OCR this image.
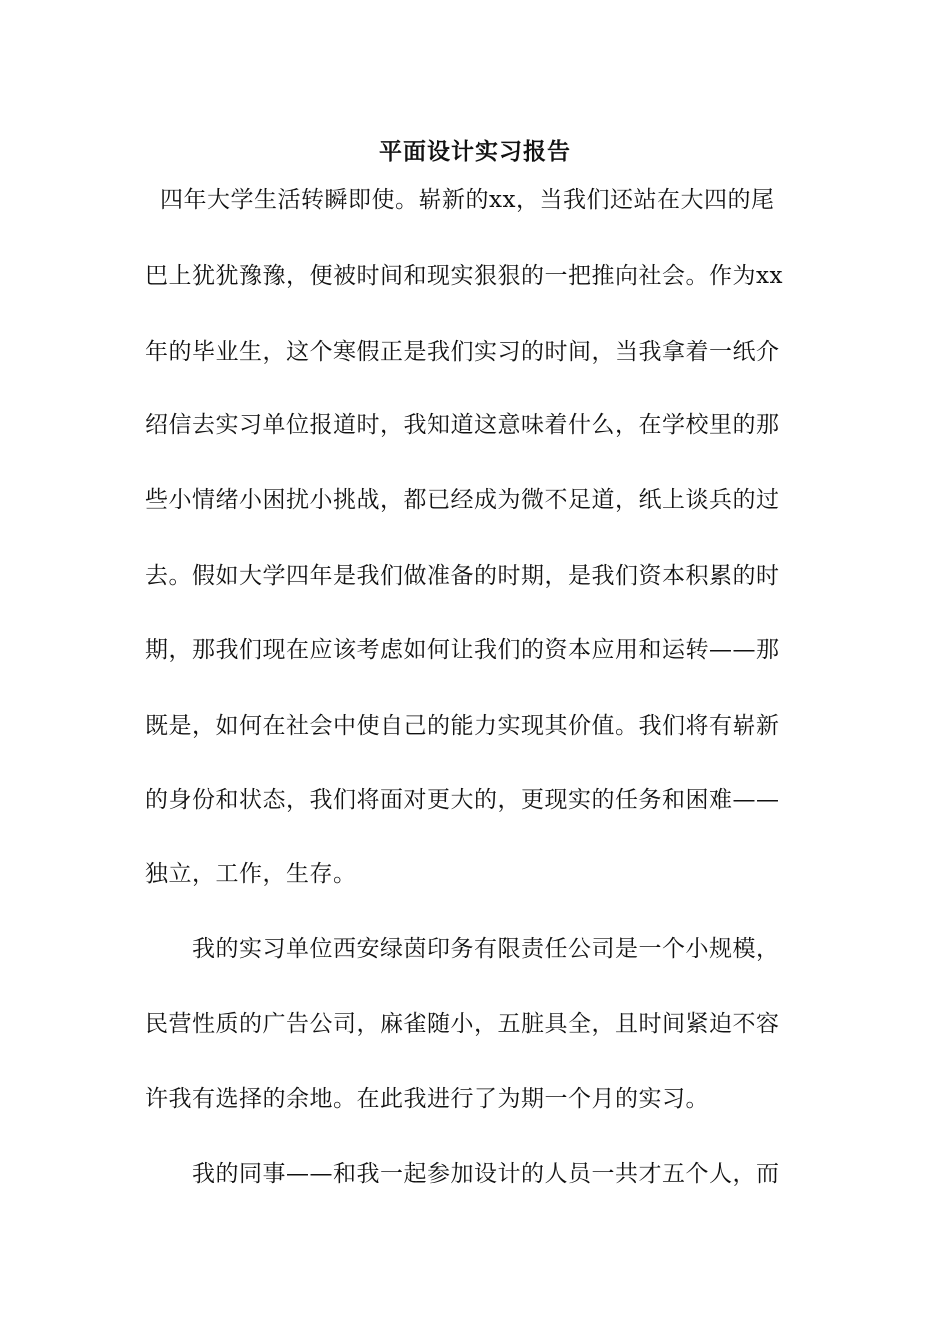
平面设计实习报告
四年大学生活转瞬即使。崭新的xx，当我们还站在大四的尾
巴上犹犹豫豫，便被时间和现实狠狠的一把推向社会。作为xx
年的毕业生，这个寒假正是我们实习的时间，当我拿着一纸介
绍信去实习单位报道时，我知道这意味着什么，在学校里的那
些小情绪小困扰小挑战，都已经成为微不足道，纸上谈兵的过
去。假如大学四年是我们做准备的时期，是我们资本积累的时
期，那我们现在应该考虑如何让我们的资本应用和运转——那
既是，如何在社会中使自己的能力实现其价值。我们将有崭新
的身份和状态，我们将面对更大的，更现实的任务和困难——
独立，工作，生存。
我的实习单位西安绿茵印务有限责任公司是一个小规模，
民营性质的广告公司，麻雀随小，五脏具全，且时间紧迫不容
许我有选择的余地。在此我进行了为期一个月的实习。
我的同事——和我一起参加设计的人员一共才五个人，而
++++++++++
- EXERCISE BRIEF
Print every entry above again without changing a word, and omit the pictures.

- RESPONSE FOR THIS EXERCISE
OCR this image.
平面设计实习报告
四年大学生活转瞬即使。崭新的xx，当我们还站在大四的尾
巴上犹犹豫豫，便被时间和现实狠狠的一把推向社会。作为xx
年的毕业生，这个寒假正是我们实习的时间，当我拿着一纸介
绍信去实习单位报道时，我知道这意味着什么，在学校里的那
些小情绪小困扰小挑战，都已经成为微不足道，纸上谈兵的过
去。假如大学四年是我们做准备的时期，是我们资本积累的时
期，那我们现在应该考虑如何让我们的资本应用和运转——那
既是，如何在社会中使自己的能力实现其价值。我们将有崭新
的身份和状态，我们将面对更大的，更现实的任务和困难——
独立，工作，生存。
我的实习单位西安绿茵印务有限责任公司是一个小规模，
民营性质的广告公司，麻雀随小，五脏具全，且时间紧迫不容
许我有选择的余地。在此我进行了为期一个月的实习。
我的同事——和我一起参加设计的人员一共才五个人，而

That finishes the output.